Reproduce each line of the material precisely.

# Exercise input
╭──

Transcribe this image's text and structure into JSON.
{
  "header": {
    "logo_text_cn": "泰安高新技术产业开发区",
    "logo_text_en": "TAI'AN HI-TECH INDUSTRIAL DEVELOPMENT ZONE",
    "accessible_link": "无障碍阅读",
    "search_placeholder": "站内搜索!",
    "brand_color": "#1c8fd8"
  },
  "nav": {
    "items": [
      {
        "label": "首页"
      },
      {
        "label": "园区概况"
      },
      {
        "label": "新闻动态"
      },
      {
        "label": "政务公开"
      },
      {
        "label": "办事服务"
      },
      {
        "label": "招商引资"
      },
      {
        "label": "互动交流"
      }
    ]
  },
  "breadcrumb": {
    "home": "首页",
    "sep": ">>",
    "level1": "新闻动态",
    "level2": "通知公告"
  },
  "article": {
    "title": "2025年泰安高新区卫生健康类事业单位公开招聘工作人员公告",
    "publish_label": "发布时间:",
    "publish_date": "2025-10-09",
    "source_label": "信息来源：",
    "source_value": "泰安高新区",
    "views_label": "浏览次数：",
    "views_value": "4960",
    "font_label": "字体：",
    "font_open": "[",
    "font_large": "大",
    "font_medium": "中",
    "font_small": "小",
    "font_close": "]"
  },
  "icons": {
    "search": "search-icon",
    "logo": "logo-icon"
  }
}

╰──

# Result for this exercise
Transcribe this image's text and structure into JSON.
{
  "header": {
    "logo_text_cn": "泰安高新技术产业开发区",
    "logo_text_en": "TAI'AN HI-TECH INDUSTRIAL DEVELOPMENT ZONE",
    "accessible_link": "无障碍阅读",
    "search_placeholder": "站内搜索!",
    "brand_color": "#1c8fd8"
  },
  "nav": {
    "items": [
      {
        "label": "首页"
      },
      {
        "label": "园区概况"
      },
      {
        "label": "新闻动态"
      },
      {
        "label": "政务公开"
      },
      {
        "label": "办事服务"
      },
      {
        "label": "招商引资"
      },
      {
        "label": "互动交流"
      }
    ]
  },
  "breadcrumb": {
    "home": "首页",
    "sep": ">>",
    "level1": "新闻动态",
    "level2": "通知公告"
  },
  "article": {
    "title": "2025年泰安高新区卫生健康类事业单位公开招聘工作人员公告",
    "publish_label": "发布时间:",
    "publish_date": "2025-10-09",
    "source_label": "信息来源：",
    "source_value": "泰安高新区",
    "views_label": "浏览次数：",
    "views_value": "4960",
    "font_label": "字体：",
    "font_open": "[",
    "font_large": "大",
    "font_medium": "中",
    "font_small": "小",
    "font_close": "]"
  },
  "icons": {
    "search": "search-icon",
    "logo": "logo-icon"
  }
}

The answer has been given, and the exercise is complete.